**Work to be completed**
Every line that includes the word "client" is to be listed.

**Material for this task**
((
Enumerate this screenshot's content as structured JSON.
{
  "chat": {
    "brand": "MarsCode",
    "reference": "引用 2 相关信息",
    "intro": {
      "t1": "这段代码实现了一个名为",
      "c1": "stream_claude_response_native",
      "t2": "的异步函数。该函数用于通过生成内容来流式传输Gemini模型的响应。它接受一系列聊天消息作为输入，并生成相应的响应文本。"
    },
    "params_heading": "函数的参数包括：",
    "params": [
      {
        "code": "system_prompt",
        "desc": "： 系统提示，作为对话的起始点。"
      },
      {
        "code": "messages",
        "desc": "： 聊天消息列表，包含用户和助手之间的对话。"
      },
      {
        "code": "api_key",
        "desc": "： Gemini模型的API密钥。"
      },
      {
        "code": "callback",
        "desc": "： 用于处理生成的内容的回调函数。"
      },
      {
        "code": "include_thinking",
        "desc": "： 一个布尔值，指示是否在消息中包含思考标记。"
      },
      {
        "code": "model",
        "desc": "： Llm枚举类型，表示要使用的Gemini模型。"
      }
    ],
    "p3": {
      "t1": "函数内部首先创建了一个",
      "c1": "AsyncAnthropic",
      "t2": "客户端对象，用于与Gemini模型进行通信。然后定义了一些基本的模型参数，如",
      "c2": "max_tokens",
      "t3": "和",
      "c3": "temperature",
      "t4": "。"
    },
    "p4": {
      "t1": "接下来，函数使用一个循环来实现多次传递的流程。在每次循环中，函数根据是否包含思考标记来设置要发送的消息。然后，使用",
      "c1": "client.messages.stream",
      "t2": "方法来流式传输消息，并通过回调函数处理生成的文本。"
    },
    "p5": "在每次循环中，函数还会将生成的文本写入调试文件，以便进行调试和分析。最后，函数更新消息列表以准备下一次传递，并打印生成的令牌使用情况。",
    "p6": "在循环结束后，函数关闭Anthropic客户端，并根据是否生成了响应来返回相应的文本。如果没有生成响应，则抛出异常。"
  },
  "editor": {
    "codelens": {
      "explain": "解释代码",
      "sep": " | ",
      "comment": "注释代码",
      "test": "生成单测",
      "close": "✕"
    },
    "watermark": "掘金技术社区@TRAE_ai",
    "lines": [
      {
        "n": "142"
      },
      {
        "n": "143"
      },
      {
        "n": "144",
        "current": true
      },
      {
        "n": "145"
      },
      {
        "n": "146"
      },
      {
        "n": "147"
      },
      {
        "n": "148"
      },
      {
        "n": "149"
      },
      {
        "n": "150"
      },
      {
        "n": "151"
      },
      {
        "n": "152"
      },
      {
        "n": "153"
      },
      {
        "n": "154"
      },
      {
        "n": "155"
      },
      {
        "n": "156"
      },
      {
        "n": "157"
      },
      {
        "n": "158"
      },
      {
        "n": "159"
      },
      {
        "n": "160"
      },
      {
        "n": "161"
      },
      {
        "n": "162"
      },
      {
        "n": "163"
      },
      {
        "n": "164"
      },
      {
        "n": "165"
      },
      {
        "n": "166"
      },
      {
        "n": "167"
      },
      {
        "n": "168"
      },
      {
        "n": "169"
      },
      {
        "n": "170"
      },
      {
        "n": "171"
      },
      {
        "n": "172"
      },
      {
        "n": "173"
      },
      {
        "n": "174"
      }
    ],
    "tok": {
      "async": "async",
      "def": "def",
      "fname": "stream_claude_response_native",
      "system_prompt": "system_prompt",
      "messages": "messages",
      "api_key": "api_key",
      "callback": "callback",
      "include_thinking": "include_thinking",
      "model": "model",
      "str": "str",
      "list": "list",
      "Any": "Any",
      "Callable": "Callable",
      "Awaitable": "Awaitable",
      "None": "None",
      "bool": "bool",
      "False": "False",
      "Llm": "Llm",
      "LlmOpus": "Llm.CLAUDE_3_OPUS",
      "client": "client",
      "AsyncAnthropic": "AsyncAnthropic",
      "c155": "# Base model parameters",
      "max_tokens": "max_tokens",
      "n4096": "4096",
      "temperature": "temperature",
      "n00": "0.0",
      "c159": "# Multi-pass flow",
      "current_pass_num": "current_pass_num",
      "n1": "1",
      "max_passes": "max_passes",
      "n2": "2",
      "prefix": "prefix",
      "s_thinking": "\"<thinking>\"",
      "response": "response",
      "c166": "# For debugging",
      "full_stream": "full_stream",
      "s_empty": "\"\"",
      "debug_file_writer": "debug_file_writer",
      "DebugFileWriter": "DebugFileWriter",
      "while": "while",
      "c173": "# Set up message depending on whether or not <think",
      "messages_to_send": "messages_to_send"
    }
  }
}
))
**Response to the task**
      "c1": "client.messages.stream",
      "client": "client",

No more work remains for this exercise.